Problem requirements
Each line that holds the word "title" should be returned.

Exercise data

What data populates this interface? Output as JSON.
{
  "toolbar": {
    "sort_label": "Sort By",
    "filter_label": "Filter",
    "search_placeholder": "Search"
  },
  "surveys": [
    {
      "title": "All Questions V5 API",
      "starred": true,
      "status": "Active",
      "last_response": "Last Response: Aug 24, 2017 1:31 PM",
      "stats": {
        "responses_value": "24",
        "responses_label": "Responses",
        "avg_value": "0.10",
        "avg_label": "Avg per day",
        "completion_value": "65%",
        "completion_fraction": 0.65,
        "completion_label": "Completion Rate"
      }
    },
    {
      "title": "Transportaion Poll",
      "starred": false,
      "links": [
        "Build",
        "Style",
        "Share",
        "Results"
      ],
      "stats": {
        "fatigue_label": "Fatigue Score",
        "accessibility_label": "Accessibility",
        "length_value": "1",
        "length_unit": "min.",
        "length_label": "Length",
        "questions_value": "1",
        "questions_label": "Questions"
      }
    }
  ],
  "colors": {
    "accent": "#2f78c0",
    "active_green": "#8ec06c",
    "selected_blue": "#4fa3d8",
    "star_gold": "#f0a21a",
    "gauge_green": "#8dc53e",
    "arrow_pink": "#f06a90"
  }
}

---

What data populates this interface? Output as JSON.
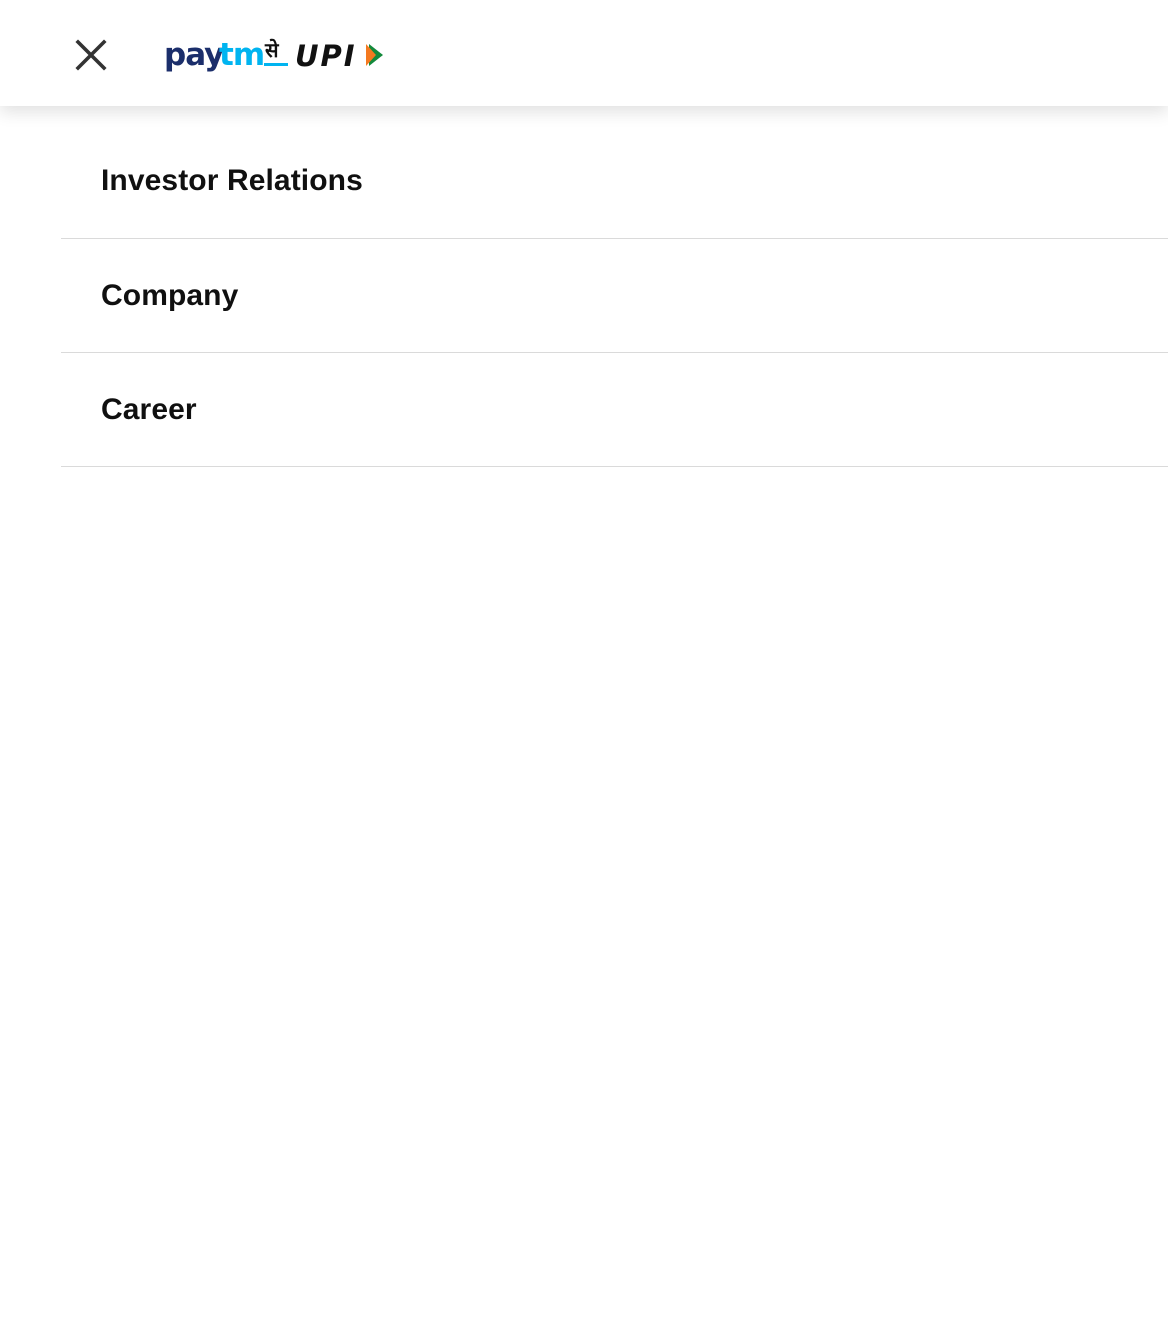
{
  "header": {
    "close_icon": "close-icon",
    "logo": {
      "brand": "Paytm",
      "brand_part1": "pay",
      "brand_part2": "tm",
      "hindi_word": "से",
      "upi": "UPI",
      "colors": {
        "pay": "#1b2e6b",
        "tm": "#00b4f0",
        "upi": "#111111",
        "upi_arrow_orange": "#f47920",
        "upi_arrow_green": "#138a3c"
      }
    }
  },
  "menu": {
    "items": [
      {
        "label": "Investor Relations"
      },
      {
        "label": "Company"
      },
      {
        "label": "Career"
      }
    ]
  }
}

Task solution
      "title": "All Questions V5 API",
      "title": "Transportaion Poll",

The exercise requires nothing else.